**Set problem:** Wherever the word "World" appears in the entries, copy the whole line.

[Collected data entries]

+---+

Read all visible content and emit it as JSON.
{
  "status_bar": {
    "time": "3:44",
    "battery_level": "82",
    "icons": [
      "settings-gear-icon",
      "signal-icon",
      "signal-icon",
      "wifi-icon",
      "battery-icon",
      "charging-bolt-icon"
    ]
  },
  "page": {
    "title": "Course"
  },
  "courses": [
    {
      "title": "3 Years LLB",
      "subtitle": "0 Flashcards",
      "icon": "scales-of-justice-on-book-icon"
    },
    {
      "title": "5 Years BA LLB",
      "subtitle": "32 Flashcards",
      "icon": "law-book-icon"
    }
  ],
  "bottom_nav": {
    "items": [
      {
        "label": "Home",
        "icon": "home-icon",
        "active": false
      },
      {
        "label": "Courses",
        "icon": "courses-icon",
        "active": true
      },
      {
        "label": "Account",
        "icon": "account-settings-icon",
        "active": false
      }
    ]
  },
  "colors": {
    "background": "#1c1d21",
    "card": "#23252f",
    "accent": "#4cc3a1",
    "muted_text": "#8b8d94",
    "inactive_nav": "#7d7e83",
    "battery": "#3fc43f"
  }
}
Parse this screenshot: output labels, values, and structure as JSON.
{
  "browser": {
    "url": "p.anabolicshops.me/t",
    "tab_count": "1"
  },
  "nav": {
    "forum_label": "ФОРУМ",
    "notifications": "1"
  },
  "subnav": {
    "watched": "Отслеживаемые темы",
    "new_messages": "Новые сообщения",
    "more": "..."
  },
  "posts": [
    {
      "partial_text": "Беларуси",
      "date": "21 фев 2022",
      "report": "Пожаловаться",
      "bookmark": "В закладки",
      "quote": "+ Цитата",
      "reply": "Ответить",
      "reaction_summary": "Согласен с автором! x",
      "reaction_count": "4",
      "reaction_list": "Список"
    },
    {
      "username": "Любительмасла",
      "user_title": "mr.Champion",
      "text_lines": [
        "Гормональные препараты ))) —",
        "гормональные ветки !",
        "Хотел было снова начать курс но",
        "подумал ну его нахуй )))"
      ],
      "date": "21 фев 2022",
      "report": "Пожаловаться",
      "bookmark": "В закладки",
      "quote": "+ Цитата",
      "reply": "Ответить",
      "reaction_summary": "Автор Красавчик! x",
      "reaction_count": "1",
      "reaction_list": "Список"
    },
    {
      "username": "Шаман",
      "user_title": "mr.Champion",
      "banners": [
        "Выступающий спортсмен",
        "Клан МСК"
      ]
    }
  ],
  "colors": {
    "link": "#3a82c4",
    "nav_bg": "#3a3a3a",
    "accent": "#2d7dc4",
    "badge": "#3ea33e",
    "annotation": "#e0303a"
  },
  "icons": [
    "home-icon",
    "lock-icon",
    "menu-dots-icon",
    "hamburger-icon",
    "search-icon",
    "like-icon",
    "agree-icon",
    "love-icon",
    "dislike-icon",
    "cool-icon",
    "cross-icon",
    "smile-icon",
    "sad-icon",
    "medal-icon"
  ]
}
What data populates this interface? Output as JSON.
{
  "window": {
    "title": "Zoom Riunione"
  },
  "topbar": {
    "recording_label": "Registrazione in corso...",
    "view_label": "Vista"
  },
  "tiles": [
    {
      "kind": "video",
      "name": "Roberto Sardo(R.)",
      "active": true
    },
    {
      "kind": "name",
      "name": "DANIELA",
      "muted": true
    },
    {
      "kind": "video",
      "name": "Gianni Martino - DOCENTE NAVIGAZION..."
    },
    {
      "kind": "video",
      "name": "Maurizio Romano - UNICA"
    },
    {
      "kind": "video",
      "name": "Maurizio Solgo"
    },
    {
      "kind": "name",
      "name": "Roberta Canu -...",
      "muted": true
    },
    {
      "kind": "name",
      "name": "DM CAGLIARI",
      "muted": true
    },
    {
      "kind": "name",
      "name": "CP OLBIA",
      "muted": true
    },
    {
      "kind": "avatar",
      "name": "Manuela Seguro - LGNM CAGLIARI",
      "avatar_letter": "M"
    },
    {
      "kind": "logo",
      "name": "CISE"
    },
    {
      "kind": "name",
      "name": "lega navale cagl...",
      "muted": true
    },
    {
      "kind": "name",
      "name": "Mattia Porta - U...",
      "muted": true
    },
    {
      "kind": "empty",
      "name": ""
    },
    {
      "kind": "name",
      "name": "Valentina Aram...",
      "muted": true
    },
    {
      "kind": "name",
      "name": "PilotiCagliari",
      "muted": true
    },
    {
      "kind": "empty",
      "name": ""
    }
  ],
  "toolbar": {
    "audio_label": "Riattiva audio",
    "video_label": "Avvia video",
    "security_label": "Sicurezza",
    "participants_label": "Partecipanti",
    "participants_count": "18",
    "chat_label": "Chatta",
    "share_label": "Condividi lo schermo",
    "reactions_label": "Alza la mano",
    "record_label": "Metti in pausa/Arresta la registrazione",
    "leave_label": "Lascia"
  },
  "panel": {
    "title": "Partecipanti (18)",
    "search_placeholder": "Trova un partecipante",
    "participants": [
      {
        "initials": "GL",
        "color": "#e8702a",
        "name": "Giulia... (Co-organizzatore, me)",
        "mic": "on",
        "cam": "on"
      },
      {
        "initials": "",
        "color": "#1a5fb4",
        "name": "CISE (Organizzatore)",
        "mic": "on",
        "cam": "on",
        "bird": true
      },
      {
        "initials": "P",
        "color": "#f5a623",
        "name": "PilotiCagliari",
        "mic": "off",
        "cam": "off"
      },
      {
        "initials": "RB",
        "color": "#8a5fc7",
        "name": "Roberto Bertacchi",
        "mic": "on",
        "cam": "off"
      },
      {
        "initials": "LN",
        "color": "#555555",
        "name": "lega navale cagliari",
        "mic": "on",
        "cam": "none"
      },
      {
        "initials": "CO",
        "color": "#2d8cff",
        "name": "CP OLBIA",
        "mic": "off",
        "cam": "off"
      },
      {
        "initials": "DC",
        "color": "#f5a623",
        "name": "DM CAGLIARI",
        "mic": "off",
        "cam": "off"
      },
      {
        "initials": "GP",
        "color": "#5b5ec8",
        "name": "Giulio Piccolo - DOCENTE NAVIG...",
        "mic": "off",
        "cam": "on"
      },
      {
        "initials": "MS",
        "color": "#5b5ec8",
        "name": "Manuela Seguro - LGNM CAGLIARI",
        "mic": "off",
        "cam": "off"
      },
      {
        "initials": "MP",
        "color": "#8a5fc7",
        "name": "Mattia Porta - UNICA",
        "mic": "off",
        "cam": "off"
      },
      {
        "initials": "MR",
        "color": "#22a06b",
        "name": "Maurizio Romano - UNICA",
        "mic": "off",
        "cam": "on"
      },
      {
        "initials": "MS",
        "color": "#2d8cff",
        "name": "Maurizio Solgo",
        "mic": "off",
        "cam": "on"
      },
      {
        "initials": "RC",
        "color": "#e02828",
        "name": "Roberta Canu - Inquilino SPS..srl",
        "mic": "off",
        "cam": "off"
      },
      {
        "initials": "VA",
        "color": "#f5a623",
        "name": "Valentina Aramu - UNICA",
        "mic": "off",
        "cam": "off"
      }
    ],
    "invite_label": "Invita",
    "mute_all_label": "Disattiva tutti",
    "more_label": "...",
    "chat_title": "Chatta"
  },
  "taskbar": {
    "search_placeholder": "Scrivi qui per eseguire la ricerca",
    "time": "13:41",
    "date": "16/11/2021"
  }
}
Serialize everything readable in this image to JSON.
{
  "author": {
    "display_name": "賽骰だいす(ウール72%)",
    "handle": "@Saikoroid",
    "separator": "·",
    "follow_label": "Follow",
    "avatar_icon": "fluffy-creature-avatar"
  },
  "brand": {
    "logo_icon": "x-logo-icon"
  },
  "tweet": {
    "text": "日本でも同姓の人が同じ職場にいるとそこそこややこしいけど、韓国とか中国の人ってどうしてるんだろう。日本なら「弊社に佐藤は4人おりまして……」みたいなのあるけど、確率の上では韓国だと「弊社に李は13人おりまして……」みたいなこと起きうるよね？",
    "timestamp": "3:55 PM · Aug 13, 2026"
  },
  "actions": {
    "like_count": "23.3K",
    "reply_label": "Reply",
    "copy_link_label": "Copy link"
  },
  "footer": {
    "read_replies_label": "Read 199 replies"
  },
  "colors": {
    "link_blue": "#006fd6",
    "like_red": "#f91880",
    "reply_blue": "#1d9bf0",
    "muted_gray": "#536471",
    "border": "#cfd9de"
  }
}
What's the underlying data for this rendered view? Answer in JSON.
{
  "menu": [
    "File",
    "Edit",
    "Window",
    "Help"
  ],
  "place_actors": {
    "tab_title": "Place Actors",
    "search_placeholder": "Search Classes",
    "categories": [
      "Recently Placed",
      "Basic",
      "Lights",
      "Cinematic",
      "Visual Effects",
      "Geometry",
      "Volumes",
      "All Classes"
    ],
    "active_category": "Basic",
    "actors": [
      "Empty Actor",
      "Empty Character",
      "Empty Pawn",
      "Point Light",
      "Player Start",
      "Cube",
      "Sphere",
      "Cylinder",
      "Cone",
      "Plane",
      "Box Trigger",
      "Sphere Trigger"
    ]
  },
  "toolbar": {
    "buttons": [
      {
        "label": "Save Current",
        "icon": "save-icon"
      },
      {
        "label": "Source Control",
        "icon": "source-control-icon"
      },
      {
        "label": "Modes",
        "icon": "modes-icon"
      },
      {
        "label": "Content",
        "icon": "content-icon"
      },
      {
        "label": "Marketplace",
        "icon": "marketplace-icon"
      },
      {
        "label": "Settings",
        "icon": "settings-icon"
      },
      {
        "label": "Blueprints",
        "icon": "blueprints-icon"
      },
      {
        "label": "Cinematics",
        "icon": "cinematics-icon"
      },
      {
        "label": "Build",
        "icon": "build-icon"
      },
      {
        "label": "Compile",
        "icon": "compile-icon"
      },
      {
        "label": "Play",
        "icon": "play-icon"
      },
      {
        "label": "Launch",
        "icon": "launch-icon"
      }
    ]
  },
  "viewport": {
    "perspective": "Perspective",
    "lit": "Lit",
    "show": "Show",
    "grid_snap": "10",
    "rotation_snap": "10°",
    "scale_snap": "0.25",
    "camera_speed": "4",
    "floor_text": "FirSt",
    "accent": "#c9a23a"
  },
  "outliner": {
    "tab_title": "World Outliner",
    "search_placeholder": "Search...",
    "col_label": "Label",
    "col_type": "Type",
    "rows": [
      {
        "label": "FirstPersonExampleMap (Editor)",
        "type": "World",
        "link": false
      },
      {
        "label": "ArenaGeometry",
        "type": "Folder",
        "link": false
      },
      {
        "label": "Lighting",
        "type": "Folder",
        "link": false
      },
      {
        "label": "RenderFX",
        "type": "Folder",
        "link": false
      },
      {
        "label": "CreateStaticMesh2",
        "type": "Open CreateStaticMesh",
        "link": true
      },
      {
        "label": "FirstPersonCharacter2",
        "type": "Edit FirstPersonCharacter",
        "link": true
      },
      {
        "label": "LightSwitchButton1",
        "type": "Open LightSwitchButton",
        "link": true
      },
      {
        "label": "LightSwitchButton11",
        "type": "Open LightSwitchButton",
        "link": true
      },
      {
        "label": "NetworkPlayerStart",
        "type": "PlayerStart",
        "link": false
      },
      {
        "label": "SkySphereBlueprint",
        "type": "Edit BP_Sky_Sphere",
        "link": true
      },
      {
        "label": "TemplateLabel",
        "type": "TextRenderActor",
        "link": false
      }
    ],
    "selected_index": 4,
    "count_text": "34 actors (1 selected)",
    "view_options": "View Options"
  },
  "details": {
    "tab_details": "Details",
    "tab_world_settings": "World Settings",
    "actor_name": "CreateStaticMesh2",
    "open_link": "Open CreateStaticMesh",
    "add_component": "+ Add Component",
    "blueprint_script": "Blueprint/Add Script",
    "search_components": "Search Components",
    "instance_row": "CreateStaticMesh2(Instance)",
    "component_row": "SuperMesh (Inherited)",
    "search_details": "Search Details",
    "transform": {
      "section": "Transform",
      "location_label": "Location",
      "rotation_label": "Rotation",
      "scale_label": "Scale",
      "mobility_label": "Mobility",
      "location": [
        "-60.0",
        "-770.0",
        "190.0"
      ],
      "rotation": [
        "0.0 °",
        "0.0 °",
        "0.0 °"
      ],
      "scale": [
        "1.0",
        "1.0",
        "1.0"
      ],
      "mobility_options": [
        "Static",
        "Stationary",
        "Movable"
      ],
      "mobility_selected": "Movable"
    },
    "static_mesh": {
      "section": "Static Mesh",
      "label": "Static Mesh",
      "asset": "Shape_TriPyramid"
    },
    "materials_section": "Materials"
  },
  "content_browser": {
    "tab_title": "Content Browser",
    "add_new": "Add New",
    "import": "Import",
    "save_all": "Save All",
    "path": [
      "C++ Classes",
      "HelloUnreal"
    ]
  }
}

+---+

**Reply to the task:**
    "tab_title": "World Outliner",
        "type": "World",
    "tab_world_settings": "World Settings",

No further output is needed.